===== GIVEN DATA

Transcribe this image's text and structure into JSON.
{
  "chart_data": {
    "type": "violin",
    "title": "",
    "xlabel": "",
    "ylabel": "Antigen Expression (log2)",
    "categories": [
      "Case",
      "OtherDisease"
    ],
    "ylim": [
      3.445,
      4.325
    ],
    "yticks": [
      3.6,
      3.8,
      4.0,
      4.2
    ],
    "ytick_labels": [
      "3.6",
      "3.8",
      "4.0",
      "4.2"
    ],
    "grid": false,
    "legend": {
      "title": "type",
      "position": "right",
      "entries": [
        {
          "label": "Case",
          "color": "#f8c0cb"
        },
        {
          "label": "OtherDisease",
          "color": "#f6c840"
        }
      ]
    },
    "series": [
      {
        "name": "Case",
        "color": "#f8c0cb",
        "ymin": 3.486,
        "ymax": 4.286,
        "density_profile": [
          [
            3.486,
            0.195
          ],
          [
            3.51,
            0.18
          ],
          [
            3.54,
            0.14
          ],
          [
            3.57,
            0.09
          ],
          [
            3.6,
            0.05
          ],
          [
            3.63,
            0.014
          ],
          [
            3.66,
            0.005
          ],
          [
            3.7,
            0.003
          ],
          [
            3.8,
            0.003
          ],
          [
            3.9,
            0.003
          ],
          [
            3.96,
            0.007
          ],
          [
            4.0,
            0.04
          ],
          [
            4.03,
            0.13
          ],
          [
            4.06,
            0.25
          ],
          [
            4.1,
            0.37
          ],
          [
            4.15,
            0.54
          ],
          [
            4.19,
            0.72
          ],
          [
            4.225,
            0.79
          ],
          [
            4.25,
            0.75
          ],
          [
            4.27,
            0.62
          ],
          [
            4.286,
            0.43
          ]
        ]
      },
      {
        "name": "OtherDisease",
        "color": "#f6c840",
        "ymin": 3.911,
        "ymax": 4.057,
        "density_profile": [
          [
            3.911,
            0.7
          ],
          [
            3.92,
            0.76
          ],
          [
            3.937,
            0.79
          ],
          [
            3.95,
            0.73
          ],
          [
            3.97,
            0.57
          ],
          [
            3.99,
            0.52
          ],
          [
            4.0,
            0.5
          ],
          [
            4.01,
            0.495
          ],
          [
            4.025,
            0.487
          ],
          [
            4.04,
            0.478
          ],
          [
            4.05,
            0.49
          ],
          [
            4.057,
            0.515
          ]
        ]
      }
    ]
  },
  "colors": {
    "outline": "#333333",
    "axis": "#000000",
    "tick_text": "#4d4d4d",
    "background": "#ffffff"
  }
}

==========

● **YOUR TASK**
Return what is listed above, exactly and completely.

● **COMPLETED TASK**
Transcribe this image's text and structure into JSON.
{
  "chart_data": {
    "type": "violin",
    "title": "",
    "xlabel": "",
    "ylabel": "Antigen Expression (log2)",
    "categories": [
      "Case",
      "OtherDisease"
    ],
    "ylim": [
      3.445,
      4.325
    ],
    "yticks": [
      3.6,
      3.8,
      4.0,
      4.2
    ],
    "ytick_labels": [
      "3.6",
      "3.8",
      "4.0",
      "4.2"
    ],
    "grid": false,
    "legend": {
      "title": "type",
      "position": "right",
      "entries": [
        {
          "label": "Case",
          "color": "#f8c0cb"
        },
        {
          "label": "OtherDisease",
          "color": "#f6c840"
        }
      ]
    },
    "series": [
      {
        "name": "Case",
        "color": "#f8c0cb",
        "ymin": 3.486,
        "ymax": 4.286,
        "density_profile": [
          [
            3.486,
            0.195
          ],
          [
            3.51,
            0.18
          ],
          [
            3.54,
            0.14
          ],
          [
            3.57,
            0.09
          ],
          [
            3.6,
            0.05
          ],
          [
            3.63,
            0.014
          ],
          [
            3.66,
            0.005
          ],
          [
            3.7,
            0.003
          ],
          [
            3.8,
            0.003
          ],
          [
            3.9,
            0.003
          ],
          [
            3.96,
            0.007
          ],
          [
            4.0,
            0.04
          ],
          [
            4.03,
            0.13
          ],
          [
            4.06,
            0.25
          ],
          [
            4.1,
            0.37
          ],
          [
            4.15,
            0.54
          ],
          [
            4.19,
            0.72
          ],
          [
            4.225,
            0.79
          ],
          [
            4.25,
            0.75
          ],
          [
            4.27,
            0.62
          ],
          [
            4.286,
            0.43
          ]
        ]
      },
      {
        "name": "OtherDisease",
        "color": "#f6c840",
        "ymin": 3.911,
        "ymax": 4.057,
        "density_profile": [
          [
            3.911,
            0.7
          ],
          [
            3.92,
            0.76
          ],
          [
            3.937,
            0.79
          ],
          [
            3.95,
            0.73
          ],
          [
            3.97,
            0.57
          ],
          [
            3.99,
            0.52
          ],
          [
            4.0,
            0.5
          ],
          [
            4.01,
            0.495
          ],
          [
            4.025,
            0.487
          ],
          [
            4.04,
            0.478
          ],
          [
            4.05,
            0.49
          ],
          [
            4.057,
            0.515
          ]
        ]
      }
    ]
  },
  "colors": {
    "outline": "#333333",
    "axis": "#000000",
    "tick_text": "#4d4d4d",
    "background": "#ffffff"
  }
}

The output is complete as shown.